» **Records supplied**:
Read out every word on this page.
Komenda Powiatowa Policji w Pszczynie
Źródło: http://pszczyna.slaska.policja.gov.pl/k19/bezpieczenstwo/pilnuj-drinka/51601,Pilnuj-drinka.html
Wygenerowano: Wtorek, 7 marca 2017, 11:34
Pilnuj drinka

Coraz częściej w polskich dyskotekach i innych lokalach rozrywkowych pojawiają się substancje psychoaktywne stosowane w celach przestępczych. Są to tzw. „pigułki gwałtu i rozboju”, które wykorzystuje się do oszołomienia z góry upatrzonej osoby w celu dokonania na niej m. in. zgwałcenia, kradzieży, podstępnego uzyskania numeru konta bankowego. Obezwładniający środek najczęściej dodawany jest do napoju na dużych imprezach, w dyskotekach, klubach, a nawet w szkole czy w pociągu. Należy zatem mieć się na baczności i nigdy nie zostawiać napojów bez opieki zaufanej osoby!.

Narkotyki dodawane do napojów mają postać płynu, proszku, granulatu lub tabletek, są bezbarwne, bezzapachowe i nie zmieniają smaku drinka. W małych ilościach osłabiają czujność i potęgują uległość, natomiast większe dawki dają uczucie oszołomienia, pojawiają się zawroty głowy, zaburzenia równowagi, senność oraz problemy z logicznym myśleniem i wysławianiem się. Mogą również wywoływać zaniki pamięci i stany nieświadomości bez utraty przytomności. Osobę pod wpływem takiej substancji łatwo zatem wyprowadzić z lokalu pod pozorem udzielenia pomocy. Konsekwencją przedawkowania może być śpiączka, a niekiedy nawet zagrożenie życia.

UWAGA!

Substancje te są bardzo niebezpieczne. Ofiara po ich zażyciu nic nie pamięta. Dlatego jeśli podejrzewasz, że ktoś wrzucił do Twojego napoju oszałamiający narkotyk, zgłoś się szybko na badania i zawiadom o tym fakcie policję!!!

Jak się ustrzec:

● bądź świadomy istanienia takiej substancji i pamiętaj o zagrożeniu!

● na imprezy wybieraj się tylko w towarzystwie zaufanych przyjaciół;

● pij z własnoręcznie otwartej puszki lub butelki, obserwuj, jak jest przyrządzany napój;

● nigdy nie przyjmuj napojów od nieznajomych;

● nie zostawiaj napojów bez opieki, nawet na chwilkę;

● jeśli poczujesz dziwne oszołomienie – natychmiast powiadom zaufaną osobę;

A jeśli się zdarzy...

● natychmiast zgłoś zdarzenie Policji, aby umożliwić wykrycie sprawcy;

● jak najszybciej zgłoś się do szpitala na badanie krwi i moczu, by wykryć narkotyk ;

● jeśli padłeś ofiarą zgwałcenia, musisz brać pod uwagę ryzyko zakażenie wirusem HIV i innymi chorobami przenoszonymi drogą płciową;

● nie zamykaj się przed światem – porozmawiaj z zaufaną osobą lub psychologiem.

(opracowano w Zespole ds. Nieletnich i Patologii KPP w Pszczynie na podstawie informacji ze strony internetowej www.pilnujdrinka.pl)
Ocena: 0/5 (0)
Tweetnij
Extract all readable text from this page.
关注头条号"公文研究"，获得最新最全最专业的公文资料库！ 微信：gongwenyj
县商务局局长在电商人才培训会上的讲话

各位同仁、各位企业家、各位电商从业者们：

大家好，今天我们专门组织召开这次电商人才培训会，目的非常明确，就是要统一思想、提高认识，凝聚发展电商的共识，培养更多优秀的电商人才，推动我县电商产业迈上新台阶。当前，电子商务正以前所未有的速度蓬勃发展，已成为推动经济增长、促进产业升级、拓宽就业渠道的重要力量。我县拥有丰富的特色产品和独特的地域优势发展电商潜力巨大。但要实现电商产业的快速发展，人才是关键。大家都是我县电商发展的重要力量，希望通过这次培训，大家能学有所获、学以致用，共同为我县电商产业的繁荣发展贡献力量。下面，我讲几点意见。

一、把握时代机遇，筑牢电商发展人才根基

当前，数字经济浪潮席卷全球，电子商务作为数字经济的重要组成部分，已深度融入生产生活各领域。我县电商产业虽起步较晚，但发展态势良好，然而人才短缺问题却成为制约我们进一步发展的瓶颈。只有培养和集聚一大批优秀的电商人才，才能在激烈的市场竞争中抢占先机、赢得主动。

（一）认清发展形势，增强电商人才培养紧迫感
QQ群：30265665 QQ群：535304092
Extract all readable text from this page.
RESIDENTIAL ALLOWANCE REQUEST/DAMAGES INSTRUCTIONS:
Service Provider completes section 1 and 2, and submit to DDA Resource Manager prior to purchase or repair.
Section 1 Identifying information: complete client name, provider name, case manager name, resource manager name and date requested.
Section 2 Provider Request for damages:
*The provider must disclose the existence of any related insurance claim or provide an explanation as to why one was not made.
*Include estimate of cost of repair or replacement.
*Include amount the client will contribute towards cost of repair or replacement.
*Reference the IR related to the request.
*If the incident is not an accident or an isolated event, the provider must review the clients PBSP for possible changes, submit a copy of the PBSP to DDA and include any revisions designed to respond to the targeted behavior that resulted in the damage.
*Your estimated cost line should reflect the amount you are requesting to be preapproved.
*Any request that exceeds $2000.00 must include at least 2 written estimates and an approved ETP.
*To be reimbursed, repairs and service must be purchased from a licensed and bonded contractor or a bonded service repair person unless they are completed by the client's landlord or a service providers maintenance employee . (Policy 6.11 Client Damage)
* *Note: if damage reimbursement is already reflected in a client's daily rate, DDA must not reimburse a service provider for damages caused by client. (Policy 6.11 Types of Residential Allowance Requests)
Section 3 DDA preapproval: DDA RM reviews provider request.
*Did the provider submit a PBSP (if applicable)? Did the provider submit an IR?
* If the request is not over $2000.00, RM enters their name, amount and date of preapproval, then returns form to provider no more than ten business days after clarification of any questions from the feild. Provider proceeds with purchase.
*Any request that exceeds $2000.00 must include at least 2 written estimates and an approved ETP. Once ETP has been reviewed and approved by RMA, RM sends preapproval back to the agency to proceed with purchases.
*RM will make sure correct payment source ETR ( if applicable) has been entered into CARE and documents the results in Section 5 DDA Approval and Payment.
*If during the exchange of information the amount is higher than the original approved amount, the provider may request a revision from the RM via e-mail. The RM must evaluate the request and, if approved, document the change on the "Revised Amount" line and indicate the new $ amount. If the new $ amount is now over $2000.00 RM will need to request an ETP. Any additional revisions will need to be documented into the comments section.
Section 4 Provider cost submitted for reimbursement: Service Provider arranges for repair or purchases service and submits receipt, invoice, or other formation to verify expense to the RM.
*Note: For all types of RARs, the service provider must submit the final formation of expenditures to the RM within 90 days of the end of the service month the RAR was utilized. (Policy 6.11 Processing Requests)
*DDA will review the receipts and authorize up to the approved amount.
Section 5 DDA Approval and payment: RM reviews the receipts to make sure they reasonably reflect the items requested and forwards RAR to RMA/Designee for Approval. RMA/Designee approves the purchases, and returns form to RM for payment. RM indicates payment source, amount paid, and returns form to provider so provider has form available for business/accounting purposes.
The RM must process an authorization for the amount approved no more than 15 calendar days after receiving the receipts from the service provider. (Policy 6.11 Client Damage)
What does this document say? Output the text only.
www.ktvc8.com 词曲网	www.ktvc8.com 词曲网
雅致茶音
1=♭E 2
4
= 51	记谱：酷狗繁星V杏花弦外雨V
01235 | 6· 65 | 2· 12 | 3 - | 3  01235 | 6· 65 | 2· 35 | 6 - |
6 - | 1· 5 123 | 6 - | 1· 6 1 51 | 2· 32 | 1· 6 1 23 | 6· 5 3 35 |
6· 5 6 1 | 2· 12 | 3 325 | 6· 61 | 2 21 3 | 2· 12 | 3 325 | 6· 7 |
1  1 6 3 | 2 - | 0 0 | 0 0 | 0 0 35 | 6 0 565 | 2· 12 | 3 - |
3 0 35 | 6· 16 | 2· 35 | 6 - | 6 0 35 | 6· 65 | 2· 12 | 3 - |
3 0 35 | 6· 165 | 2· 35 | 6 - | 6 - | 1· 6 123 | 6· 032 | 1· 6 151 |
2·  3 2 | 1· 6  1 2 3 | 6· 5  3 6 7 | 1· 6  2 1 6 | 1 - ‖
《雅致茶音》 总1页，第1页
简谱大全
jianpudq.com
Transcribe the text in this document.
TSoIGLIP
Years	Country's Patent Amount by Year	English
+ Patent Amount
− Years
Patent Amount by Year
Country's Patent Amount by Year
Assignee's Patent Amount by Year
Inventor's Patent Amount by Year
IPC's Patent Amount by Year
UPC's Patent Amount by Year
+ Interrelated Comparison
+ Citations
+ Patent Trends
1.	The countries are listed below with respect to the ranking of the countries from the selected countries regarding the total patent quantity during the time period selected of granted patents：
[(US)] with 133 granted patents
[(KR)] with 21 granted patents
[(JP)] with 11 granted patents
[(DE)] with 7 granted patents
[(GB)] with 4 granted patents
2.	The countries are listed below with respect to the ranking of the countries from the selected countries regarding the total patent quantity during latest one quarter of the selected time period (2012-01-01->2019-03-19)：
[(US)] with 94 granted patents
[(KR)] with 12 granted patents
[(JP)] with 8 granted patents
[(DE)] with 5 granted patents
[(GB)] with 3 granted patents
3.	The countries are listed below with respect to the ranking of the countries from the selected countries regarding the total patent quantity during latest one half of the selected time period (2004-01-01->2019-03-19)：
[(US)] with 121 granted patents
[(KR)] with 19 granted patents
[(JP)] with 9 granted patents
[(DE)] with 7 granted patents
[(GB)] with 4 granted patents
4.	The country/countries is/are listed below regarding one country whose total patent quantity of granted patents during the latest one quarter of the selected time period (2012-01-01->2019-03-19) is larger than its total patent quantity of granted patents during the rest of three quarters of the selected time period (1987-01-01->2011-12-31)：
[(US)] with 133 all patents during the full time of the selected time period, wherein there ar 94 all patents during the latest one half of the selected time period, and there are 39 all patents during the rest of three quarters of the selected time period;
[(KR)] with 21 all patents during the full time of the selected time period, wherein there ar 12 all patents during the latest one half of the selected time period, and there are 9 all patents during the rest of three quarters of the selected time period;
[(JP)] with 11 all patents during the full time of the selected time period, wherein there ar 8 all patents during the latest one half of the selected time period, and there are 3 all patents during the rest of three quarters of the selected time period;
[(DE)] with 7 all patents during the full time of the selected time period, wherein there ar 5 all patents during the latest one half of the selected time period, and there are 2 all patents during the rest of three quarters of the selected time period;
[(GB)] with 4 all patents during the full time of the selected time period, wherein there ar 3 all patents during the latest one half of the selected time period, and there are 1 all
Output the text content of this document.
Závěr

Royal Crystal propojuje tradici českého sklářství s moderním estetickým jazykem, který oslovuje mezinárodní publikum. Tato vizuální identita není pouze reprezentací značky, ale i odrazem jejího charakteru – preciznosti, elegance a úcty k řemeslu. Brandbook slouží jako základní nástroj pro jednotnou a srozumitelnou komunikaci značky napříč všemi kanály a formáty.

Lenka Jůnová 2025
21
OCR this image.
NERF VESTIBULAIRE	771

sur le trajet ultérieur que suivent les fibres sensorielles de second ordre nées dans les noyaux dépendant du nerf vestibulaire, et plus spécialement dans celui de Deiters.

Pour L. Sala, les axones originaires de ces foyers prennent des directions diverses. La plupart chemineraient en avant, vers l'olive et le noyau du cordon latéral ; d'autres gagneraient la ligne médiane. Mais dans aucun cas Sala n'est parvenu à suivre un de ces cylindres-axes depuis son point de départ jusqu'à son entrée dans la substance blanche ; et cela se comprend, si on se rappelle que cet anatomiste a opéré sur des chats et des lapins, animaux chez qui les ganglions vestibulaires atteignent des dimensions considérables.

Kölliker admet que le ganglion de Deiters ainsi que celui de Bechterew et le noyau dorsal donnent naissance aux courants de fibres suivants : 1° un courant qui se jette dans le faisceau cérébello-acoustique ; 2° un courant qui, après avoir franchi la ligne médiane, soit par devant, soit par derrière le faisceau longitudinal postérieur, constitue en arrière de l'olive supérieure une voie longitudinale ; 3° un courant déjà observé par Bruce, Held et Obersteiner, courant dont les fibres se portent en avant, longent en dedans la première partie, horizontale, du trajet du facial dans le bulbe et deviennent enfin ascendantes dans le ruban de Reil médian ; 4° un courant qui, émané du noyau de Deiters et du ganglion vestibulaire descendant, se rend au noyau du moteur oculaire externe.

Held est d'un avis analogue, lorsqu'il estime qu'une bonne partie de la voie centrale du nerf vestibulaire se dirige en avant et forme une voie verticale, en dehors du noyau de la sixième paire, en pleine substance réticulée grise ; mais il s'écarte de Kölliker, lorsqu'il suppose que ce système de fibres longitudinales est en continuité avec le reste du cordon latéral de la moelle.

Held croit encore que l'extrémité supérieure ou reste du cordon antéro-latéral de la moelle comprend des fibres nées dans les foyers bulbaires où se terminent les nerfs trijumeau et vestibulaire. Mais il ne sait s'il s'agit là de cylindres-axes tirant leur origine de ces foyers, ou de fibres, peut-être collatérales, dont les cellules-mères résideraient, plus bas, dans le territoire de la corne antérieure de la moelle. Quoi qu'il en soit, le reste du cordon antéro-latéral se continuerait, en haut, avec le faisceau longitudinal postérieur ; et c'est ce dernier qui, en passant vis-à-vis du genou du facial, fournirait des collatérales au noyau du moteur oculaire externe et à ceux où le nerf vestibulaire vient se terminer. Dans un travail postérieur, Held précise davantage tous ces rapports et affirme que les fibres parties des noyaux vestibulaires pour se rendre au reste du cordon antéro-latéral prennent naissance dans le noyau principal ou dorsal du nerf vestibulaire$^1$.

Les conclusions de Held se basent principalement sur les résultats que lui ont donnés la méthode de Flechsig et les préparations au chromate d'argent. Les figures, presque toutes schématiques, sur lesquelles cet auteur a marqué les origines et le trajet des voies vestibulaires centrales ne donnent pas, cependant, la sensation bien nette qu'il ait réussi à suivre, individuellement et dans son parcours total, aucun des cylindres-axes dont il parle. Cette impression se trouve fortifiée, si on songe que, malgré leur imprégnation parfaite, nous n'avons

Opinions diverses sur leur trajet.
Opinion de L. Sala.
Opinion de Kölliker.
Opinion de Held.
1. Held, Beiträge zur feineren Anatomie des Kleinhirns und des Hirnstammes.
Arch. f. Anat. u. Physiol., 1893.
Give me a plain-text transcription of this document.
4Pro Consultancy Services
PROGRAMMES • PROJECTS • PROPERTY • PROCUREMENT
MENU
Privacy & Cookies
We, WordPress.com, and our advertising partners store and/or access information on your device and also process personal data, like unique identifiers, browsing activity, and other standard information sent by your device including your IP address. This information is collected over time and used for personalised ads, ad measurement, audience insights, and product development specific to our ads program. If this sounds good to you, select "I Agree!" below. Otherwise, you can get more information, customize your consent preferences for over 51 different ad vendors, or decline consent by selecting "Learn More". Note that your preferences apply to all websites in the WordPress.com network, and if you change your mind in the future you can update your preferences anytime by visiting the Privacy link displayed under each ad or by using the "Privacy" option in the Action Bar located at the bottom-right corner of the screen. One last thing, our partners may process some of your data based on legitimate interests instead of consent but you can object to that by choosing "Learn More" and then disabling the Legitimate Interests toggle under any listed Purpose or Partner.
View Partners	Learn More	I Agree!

» **To be done**:
Pull out each line of the listing that holds the string "celui".

» **Result of the task**:
sur le trajet ultérieur que suivent les fibres sensorielles de second ordre nées dans les noyaux dépendant du nerf vestibulaire, et plus spécialement dans celui de Deiters.
Kölliker admet que le ganglion de Deiters ainsi que celui de Bechterew et le noyau dorsal donnent naissance aux courants de fibres suivants : 1° un courant qui se jette dans le faisceau cérébello-acoustique ; 2° un courant qui, après avoir franchi la ligne médiane, soit par devant, soit par derrière le faisceau longitudinal postérieur, constitue en arrière de l'olive supérieure une voie longitudinale ; 3° un courant déjà observé par Bruce, Held et Obersteiner, courant dont les fibres se portent en avant, longent en dedans la première partie, horizontale, du trajet du facial dans le bulbe et deviennent enfin ascendantes dans le ruban de Reil médian ; 4° un courant qui, émané du noyau de Deiters et du ganglion vestibulaire descendant, se rend au noyau du moteur oculaire externe.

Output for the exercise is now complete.